[Rows from a dataset]
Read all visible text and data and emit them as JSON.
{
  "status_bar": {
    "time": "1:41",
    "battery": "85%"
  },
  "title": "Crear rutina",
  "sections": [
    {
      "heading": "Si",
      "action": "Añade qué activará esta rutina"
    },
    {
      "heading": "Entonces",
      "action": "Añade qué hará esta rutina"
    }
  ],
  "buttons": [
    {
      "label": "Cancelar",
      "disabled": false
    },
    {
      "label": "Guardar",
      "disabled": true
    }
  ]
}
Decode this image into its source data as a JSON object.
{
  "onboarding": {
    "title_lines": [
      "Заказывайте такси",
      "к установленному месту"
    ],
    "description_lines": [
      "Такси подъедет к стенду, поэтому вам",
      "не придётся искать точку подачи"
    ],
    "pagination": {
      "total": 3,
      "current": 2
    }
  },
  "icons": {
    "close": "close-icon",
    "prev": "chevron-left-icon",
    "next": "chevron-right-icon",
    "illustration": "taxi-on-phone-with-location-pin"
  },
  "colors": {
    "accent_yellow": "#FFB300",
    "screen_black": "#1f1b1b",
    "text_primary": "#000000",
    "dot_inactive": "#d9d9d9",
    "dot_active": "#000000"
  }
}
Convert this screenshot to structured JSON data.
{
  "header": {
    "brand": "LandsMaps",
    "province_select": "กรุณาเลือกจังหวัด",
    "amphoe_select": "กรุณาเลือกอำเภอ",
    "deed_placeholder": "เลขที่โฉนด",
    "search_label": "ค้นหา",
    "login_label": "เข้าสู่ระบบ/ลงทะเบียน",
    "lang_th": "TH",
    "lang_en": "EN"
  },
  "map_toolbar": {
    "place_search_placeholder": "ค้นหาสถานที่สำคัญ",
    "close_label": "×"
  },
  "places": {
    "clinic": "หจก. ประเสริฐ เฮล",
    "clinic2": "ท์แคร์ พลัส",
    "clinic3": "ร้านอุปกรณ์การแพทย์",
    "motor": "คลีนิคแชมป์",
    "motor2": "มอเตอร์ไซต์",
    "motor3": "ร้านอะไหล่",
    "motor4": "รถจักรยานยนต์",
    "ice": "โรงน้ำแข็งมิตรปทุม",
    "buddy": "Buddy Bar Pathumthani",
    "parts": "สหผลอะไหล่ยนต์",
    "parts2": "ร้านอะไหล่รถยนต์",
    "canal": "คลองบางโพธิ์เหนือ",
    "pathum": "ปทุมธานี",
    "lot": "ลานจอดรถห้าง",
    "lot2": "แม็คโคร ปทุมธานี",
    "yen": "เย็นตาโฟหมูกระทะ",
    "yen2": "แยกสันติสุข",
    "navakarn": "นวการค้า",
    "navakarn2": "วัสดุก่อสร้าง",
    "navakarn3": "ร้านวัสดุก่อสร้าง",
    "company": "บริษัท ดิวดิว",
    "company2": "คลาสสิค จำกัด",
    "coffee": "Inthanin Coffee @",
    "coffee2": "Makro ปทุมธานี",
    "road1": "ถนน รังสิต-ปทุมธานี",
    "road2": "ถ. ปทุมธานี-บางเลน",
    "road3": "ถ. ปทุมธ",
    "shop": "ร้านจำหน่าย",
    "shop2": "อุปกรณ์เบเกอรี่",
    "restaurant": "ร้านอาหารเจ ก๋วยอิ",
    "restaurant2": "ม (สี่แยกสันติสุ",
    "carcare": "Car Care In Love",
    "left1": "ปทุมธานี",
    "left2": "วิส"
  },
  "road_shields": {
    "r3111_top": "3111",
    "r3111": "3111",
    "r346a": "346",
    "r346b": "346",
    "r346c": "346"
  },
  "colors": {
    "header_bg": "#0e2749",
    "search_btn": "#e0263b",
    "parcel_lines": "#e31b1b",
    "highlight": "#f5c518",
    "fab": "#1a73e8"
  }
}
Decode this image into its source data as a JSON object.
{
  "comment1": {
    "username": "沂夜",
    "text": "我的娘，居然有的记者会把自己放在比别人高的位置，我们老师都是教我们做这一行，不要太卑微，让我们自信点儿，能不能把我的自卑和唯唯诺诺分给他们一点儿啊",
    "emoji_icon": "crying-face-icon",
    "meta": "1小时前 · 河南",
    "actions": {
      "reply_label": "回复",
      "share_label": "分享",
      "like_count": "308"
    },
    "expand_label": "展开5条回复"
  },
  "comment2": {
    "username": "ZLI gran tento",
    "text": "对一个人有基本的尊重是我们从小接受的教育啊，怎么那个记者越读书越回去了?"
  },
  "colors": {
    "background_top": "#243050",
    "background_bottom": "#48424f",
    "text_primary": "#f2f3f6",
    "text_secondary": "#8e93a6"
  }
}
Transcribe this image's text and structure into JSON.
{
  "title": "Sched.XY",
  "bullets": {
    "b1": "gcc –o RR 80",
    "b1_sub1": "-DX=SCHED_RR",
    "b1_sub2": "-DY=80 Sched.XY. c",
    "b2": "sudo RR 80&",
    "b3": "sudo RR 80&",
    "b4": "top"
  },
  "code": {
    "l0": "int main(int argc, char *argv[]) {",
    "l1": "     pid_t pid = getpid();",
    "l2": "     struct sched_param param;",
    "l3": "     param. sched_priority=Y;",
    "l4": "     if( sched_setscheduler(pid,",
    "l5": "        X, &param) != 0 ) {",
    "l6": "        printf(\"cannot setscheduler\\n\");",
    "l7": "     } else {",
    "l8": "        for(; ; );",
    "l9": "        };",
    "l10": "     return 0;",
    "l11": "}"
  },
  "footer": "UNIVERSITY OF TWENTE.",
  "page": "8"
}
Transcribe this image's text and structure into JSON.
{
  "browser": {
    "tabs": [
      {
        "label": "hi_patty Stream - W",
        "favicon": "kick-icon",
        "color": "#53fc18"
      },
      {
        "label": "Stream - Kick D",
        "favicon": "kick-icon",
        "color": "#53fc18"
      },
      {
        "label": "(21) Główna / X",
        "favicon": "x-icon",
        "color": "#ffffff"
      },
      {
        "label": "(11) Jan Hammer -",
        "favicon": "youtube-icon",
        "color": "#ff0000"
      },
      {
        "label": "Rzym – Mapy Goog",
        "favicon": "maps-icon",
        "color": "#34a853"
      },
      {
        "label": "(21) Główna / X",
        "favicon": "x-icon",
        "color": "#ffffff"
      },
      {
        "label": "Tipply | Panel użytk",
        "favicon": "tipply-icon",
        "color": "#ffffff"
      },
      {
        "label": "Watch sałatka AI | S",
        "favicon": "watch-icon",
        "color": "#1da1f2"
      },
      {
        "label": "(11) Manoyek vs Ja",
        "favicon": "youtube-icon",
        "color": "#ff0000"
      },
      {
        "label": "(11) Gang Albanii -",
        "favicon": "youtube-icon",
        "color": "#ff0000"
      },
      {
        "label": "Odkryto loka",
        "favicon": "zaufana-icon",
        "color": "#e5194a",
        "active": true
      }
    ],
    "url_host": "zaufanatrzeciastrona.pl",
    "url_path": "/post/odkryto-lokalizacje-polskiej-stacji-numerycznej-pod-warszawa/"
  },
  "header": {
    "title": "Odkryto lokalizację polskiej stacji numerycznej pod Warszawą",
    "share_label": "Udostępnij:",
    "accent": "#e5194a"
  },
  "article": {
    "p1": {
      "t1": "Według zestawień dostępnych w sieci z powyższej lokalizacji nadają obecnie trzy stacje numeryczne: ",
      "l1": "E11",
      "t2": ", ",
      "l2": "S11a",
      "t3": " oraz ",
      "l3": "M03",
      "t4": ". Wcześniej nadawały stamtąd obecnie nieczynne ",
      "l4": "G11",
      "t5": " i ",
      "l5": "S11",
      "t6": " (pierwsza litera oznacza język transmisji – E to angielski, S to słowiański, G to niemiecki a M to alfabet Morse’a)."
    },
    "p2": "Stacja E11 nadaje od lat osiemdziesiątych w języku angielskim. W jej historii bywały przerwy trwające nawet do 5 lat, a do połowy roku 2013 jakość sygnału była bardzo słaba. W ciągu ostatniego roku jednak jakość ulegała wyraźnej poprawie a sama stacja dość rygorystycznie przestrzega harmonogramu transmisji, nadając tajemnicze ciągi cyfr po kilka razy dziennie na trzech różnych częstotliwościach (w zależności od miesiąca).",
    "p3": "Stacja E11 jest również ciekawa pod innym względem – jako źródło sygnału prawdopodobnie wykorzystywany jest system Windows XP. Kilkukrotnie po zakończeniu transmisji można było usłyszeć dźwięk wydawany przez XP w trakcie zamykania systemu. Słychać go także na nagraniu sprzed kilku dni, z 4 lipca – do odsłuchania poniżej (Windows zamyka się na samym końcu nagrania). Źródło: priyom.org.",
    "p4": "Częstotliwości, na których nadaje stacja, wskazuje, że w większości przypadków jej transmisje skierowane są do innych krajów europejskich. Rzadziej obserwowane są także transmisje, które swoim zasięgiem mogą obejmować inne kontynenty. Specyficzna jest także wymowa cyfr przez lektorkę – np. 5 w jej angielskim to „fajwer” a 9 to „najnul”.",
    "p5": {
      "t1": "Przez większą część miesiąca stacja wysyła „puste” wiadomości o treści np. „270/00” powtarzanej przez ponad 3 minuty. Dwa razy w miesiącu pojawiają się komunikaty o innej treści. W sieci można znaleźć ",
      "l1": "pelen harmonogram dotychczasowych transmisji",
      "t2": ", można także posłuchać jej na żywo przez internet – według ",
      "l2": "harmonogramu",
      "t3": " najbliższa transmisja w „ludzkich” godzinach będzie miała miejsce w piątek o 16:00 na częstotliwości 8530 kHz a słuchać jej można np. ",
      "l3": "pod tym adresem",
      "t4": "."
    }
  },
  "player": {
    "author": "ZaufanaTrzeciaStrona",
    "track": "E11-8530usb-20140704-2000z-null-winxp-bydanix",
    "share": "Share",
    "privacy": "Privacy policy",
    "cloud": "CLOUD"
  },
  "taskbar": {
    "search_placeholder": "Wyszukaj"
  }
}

### REQUEST
Find how many lines in the material hold the word "ณาเล" and state that number alone.

### RESULT OF THIS TASK
2